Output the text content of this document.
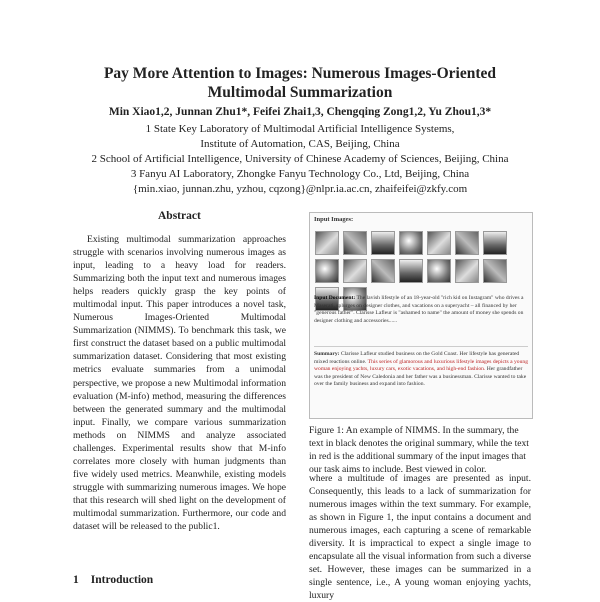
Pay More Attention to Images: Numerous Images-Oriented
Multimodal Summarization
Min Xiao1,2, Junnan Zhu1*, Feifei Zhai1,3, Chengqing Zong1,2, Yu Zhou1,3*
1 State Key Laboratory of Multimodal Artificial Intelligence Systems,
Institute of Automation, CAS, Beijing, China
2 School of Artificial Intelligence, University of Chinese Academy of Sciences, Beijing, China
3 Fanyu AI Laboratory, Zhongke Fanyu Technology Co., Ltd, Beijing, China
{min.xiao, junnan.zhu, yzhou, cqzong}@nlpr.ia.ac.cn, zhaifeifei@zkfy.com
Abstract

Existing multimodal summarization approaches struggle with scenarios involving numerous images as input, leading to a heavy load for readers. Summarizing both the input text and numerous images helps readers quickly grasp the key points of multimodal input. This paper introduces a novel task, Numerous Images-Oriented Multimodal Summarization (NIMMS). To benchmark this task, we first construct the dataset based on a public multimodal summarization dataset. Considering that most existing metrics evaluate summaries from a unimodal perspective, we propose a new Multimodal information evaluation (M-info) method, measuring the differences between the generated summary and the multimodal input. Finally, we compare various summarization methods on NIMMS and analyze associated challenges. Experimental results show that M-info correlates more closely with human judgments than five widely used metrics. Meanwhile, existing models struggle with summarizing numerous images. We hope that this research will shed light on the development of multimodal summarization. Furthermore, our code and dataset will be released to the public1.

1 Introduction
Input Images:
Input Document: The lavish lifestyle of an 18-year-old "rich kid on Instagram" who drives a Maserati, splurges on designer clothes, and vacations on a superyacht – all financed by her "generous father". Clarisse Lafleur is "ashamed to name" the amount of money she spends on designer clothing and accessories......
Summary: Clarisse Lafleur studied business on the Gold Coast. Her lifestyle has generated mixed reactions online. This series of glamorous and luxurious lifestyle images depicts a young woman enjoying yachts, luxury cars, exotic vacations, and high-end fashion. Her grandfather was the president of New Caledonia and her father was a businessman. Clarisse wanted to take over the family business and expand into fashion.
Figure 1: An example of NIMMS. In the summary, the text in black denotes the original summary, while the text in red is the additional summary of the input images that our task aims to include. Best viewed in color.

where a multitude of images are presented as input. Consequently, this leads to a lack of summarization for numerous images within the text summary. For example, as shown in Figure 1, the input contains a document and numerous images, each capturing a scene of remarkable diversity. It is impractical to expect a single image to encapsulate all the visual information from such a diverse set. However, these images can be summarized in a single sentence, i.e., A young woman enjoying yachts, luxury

TO BE DONE: Among the entries above, how many lines hold the string "Laboratory"? Give the number by itself.

FULL RESPONSE: 2